_EXERCISE:_ Go through the listing beneath this task and return every line that carries the string "Antibodies".

_GIVEN DATA:_
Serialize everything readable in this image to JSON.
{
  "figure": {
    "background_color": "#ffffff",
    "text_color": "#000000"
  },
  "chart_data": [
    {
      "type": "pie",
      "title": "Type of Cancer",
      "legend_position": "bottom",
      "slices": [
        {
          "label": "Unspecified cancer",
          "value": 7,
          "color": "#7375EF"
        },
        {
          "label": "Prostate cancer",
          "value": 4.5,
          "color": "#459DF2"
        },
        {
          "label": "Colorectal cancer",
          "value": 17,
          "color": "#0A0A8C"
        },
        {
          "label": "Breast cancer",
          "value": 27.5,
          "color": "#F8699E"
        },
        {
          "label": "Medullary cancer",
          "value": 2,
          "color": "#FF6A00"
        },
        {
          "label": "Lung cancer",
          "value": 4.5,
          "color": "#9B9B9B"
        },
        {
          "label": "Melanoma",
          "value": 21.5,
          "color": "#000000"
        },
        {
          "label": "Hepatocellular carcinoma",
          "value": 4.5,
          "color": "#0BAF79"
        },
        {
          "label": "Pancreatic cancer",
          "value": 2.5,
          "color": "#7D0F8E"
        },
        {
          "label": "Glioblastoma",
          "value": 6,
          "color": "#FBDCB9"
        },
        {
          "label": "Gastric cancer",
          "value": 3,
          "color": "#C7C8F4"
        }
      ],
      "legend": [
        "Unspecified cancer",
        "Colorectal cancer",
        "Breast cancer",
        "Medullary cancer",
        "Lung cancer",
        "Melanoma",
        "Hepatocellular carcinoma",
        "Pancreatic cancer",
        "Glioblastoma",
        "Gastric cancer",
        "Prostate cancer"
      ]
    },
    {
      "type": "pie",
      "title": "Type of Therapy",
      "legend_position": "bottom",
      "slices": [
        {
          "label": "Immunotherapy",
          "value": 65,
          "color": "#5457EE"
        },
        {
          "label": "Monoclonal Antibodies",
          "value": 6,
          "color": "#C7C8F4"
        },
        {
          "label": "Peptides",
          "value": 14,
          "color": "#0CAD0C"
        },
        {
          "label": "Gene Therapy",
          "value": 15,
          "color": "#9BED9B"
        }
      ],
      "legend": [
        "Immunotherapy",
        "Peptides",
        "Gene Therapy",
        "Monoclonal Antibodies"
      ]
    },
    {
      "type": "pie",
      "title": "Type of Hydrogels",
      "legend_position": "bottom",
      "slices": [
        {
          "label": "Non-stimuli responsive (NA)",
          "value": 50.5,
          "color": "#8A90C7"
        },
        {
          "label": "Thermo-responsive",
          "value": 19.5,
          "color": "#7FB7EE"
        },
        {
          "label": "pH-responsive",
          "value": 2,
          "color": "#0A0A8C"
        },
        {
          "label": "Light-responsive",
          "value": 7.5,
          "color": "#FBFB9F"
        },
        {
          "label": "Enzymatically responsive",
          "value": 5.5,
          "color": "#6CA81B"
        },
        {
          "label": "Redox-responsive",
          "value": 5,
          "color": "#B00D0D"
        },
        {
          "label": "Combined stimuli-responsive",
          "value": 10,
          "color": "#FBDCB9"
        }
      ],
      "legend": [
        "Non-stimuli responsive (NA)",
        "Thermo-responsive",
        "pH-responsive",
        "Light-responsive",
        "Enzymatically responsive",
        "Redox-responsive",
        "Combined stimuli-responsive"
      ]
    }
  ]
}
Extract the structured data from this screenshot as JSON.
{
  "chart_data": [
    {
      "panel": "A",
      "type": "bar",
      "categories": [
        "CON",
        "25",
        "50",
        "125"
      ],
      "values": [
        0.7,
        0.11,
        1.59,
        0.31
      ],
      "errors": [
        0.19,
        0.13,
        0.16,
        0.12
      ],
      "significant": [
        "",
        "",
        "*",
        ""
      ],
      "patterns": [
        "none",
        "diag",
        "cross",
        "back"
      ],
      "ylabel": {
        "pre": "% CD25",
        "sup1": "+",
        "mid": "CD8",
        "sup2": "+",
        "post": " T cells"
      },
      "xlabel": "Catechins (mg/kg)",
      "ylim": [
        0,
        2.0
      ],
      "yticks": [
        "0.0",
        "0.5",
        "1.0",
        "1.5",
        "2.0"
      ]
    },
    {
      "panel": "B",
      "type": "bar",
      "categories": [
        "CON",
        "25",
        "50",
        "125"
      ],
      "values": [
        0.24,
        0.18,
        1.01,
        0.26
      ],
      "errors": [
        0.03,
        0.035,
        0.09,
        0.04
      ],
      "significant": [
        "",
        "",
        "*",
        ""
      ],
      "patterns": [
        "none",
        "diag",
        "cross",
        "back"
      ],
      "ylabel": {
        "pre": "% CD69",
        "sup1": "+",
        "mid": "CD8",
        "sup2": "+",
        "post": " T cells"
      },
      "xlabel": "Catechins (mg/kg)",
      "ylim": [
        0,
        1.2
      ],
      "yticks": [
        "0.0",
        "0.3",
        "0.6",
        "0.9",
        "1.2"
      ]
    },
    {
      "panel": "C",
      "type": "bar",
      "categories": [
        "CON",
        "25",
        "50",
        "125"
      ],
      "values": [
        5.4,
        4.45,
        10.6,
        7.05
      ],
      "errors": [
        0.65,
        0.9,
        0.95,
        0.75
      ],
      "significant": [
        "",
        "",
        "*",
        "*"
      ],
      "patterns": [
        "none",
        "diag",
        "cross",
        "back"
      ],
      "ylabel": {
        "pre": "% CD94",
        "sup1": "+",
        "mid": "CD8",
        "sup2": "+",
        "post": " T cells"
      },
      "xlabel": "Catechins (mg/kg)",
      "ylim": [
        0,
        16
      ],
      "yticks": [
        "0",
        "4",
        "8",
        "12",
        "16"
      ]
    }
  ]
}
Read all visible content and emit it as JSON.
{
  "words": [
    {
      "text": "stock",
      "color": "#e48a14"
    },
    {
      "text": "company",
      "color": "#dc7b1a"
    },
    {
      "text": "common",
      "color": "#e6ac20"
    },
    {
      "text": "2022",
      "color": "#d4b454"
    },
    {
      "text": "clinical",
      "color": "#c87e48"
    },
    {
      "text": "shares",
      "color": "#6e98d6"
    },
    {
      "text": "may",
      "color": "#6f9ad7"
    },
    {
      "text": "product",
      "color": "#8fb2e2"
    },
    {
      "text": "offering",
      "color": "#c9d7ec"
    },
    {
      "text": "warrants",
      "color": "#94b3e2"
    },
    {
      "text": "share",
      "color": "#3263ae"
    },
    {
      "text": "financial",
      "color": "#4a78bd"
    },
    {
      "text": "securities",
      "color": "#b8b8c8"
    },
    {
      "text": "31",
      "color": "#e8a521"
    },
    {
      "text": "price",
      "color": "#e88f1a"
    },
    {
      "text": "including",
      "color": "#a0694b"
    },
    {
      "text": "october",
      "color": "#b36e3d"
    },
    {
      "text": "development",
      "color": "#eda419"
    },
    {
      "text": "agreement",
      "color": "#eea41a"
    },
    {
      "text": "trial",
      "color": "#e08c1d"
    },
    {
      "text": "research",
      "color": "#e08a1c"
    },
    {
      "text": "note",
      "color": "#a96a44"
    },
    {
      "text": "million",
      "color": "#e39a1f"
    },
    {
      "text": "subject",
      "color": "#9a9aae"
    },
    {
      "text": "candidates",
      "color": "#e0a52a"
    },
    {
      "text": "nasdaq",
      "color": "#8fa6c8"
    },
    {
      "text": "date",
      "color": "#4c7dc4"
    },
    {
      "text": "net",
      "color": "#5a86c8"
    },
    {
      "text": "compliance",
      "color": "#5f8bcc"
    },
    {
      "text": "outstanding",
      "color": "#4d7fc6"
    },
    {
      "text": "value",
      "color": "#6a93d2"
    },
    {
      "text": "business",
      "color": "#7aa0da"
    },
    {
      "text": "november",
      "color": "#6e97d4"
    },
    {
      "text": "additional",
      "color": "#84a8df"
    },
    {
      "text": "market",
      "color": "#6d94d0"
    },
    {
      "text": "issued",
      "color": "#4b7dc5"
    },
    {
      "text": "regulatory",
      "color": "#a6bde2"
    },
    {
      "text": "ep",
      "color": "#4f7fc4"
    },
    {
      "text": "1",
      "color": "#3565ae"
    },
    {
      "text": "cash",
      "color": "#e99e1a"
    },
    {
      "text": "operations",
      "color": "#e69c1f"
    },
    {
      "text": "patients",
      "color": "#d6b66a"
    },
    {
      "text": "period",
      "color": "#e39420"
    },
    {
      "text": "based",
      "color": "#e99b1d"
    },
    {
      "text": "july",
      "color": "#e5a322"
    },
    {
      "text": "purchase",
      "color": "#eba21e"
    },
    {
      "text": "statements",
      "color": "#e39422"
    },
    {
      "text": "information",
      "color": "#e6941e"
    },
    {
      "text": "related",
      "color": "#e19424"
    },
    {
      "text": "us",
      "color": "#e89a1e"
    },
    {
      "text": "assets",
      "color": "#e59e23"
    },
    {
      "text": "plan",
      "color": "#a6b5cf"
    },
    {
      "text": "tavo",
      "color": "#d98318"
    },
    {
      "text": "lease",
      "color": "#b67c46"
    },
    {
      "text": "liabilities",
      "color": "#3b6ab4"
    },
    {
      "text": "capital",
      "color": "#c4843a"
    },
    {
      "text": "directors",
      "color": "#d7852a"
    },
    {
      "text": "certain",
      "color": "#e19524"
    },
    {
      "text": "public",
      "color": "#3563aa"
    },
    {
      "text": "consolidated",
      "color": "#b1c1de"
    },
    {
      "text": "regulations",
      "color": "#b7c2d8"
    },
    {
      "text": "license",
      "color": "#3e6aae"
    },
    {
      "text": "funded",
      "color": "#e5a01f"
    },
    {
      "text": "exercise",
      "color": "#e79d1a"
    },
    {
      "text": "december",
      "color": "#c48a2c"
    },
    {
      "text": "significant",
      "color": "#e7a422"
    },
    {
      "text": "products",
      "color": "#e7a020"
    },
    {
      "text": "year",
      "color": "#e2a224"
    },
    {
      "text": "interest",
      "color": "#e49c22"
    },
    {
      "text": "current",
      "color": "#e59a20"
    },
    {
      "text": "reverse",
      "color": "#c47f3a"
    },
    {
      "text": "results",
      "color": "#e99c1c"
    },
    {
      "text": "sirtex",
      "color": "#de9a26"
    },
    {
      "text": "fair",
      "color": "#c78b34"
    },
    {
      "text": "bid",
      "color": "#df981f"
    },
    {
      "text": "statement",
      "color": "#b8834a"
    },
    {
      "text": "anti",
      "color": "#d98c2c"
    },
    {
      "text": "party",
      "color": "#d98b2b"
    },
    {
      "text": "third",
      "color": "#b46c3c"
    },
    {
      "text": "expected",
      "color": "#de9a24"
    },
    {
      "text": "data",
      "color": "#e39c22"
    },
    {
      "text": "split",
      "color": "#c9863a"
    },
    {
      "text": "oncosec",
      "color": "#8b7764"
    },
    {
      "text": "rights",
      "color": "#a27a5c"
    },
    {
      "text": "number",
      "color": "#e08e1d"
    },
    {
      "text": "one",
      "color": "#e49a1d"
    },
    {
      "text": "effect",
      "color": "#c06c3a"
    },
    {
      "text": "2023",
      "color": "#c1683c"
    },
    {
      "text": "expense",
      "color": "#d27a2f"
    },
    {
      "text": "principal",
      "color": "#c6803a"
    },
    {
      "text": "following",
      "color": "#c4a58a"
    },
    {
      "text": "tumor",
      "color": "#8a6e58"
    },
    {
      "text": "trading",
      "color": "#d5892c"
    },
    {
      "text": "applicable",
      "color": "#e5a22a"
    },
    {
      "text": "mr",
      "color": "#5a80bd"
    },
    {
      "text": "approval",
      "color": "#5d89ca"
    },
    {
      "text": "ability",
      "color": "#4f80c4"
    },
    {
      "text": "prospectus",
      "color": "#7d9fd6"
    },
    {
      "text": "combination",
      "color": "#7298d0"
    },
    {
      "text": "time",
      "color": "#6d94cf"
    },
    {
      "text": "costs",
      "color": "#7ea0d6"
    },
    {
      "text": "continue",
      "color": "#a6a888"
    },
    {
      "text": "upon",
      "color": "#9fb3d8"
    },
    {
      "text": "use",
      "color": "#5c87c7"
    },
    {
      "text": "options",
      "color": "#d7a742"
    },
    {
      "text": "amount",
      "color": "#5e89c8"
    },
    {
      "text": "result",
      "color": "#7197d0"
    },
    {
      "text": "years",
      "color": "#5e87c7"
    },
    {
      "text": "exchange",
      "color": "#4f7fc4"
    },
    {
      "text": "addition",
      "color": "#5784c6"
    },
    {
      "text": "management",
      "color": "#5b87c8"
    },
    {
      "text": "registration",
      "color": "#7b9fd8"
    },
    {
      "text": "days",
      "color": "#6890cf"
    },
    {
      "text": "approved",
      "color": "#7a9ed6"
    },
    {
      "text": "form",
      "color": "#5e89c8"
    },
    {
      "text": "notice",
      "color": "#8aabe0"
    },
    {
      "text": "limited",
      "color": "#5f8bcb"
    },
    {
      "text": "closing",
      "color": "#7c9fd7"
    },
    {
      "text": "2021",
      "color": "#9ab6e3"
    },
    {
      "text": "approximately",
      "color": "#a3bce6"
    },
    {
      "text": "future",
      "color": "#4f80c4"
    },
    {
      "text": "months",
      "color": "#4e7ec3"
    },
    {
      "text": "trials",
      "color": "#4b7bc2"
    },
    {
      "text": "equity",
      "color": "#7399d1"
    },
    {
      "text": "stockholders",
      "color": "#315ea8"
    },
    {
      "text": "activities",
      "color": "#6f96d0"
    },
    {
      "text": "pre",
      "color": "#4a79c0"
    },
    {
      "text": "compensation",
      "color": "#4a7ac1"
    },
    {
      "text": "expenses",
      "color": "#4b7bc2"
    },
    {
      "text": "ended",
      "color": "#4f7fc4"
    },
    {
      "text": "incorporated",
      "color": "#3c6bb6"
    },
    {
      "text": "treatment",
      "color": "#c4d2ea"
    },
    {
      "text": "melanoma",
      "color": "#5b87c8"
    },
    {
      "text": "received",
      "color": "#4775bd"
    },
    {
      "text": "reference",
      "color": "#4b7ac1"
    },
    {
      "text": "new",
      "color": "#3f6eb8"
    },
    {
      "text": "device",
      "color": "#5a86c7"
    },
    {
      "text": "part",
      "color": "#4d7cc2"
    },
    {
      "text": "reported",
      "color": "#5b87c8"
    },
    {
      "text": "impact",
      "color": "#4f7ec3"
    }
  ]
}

_WRITTEN RESPONSE:_
          "label": "Monoclonal Antibodies",
        "Monoclonal Antibodies"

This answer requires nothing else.